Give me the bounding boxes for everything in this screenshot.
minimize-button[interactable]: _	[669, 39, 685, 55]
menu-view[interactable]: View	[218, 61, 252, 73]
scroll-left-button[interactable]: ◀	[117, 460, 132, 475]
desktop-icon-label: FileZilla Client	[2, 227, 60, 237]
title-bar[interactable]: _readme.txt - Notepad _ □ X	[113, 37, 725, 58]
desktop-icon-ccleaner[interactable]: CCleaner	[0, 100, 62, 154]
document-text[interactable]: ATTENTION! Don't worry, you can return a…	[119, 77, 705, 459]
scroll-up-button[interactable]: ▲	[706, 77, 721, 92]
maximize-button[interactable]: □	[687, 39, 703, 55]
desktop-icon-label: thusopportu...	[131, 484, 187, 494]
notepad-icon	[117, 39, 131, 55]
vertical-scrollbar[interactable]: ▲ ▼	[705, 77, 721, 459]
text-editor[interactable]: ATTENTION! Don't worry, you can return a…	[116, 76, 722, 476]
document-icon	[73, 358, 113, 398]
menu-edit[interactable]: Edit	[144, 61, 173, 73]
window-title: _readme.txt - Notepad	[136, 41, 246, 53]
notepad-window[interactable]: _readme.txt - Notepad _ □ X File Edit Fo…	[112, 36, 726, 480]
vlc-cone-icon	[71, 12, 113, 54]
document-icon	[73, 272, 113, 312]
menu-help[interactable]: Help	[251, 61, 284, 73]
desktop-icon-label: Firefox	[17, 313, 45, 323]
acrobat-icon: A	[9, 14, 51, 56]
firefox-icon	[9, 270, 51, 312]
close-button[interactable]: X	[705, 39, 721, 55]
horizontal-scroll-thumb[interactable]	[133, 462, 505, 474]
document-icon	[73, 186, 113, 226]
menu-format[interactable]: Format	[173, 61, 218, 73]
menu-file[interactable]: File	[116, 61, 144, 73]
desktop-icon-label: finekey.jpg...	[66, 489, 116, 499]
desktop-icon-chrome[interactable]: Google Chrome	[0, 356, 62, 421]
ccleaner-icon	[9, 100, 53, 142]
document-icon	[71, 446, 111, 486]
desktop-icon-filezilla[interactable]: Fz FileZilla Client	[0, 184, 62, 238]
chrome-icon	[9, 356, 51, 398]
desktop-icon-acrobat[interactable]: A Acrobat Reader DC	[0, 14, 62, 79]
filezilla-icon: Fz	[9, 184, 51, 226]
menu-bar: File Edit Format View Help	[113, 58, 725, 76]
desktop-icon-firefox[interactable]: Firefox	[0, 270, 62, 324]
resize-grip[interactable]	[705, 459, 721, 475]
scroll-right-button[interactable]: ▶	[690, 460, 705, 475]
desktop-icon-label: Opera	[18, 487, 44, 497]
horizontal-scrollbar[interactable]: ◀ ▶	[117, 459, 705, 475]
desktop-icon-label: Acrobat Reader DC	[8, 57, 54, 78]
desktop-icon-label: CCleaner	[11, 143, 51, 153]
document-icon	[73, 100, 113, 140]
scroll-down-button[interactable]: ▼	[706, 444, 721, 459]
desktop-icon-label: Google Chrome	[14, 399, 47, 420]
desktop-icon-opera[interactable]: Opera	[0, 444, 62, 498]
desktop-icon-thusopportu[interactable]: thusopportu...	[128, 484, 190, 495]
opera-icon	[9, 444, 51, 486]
##########
_What you need to do:_ Copy the entries above exactly as they appear, starting with the first one and ending with the line that contains "title-bar[interactable]: _readme.txt - Notepad", with both of those lines included.

_Reply:_
Give me the bounding boxes for everything in this screenshot.
minimize-button[interactable]: _	[669, 39, 685, 55]
menu-view[interactable]: View	[218, 61, 252, 73]
scroll-left-button[interactable]: ◀	[117, 460, 132, 475]
desktop-icon-label: FileZilla Client	[2, 227, 60, 237]
title-bar[interactable]: _readme.txt - Notepad _ □ X	[113, 37, 725, 58]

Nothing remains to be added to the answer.